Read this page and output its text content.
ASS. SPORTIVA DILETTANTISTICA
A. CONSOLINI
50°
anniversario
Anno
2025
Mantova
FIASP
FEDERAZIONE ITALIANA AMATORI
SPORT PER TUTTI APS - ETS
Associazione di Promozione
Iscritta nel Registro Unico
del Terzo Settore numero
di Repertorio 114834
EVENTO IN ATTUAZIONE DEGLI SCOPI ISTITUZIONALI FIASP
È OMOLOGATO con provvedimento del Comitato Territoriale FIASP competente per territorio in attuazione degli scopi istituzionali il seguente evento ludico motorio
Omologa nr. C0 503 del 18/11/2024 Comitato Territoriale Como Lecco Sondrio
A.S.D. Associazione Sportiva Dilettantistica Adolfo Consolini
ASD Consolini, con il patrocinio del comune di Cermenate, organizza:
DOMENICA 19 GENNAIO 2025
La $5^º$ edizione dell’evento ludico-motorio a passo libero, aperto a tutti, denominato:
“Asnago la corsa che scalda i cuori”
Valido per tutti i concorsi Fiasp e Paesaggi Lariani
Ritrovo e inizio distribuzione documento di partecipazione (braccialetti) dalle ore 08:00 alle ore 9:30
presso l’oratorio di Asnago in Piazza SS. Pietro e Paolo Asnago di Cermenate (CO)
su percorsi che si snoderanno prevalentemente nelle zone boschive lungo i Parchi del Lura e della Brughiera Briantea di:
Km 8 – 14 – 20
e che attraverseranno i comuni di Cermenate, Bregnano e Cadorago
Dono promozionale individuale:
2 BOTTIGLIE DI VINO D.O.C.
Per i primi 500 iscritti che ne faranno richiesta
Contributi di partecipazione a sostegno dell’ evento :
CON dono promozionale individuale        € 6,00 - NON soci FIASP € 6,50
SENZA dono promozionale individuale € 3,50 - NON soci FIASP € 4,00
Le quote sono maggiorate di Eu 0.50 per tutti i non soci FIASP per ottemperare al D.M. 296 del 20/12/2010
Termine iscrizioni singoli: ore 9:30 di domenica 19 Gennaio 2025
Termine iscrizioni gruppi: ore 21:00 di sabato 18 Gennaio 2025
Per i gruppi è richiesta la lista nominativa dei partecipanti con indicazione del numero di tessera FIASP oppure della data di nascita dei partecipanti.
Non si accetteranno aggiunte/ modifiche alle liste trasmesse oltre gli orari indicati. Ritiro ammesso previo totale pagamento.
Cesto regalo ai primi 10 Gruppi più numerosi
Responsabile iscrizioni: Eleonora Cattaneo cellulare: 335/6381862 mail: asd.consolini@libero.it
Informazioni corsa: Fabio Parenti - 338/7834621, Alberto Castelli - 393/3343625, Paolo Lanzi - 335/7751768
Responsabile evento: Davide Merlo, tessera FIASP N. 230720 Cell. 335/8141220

◆ ◆ ◆ ◆

TASK REQUIREMENTS: State how many lines of the records above contain the word "Cermenate", giving only that number.

ANSWER TO THIS EXERCISE: 3